[start Entries shown]

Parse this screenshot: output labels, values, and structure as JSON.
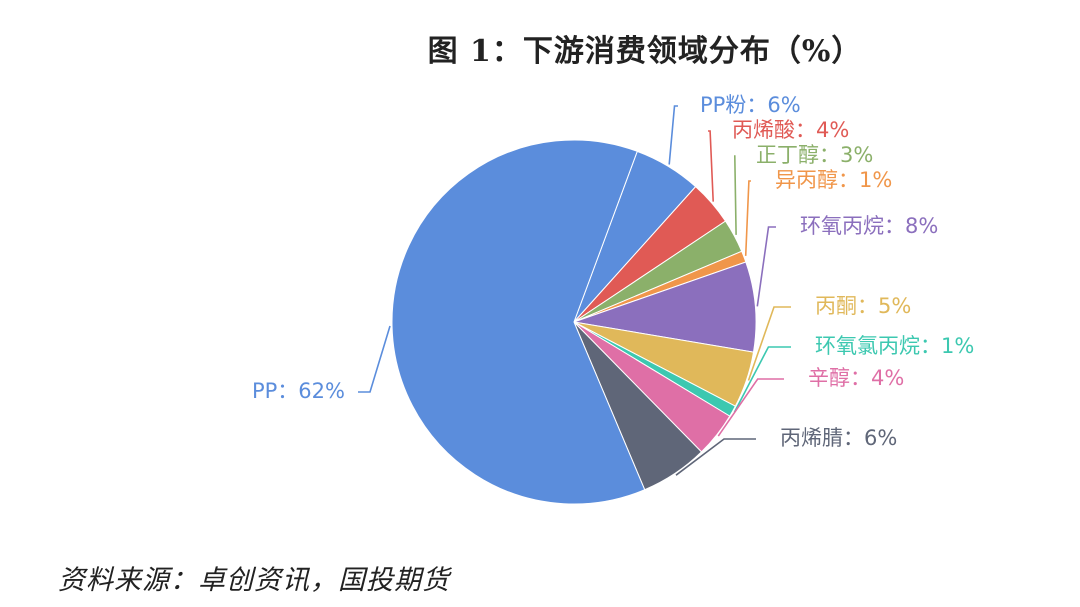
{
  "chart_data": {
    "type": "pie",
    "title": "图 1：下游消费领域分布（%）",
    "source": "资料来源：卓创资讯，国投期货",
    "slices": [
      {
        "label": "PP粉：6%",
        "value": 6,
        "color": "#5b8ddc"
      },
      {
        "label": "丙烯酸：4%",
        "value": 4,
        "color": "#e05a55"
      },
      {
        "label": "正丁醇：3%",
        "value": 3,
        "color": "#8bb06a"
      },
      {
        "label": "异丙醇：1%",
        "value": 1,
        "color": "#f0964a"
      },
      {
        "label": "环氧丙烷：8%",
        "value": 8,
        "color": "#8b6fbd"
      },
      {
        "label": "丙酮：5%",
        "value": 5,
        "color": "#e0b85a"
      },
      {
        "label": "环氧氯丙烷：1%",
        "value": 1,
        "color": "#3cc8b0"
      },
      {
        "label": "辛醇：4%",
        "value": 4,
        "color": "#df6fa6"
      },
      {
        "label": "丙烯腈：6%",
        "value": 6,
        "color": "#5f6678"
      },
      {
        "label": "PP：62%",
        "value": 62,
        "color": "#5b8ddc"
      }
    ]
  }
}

[end Entries shown]

Directive => Look through the listing above. Pick out each line with "color" and copy it.

Response to this task =>
        "color": "#5b8ddc"
        "color": "#e05a55"
        "color": "#8bb06a"
        "color": "#f0964a"
        "color": "#8b6fbd"
        "color": "#e0b85a"
        "color": "#3cc8b0"
        "color": "#df6fa6"
        "color": "#5f6678"
        "color": "#5b8ddc"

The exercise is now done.